**Task material:**
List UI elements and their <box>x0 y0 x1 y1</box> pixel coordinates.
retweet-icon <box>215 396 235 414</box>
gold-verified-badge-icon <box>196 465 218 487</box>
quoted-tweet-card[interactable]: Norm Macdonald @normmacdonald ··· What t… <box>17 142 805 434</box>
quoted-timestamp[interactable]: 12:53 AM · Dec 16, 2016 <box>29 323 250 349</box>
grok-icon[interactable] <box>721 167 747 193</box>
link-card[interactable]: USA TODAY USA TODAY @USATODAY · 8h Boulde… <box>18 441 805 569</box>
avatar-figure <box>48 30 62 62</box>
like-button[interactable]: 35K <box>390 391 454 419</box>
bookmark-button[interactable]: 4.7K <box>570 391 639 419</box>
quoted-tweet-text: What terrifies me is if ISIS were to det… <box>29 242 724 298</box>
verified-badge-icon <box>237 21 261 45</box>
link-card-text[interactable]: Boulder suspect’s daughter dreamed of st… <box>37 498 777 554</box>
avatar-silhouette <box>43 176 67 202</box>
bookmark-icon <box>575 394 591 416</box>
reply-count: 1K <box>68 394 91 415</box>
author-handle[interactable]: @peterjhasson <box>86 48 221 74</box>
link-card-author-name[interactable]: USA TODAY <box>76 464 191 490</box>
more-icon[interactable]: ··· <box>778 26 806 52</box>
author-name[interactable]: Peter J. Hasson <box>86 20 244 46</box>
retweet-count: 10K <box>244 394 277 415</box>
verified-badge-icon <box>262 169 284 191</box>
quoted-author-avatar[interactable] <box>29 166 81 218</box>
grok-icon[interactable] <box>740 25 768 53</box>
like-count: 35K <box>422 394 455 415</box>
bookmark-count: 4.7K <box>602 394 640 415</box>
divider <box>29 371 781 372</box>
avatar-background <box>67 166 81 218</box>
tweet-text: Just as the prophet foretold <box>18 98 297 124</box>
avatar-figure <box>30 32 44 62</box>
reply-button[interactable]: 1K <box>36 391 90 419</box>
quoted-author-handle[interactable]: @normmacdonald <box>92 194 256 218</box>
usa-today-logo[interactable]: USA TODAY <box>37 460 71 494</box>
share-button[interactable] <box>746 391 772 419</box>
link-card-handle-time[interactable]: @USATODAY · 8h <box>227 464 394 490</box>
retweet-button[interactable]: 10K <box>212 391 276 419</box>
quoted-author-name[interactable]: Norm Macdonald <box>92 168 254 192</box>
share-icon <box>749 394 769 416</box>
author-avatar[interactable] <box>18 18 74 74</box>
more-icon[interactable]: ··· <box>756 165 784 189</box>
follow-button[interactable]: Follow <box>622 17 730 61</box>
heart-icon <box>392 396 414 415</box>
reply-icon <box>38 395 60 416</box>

**Written task:**
How many lines in the records contain the string "button"? Case counts. Reply with the number alone.

**Expected answer:**
6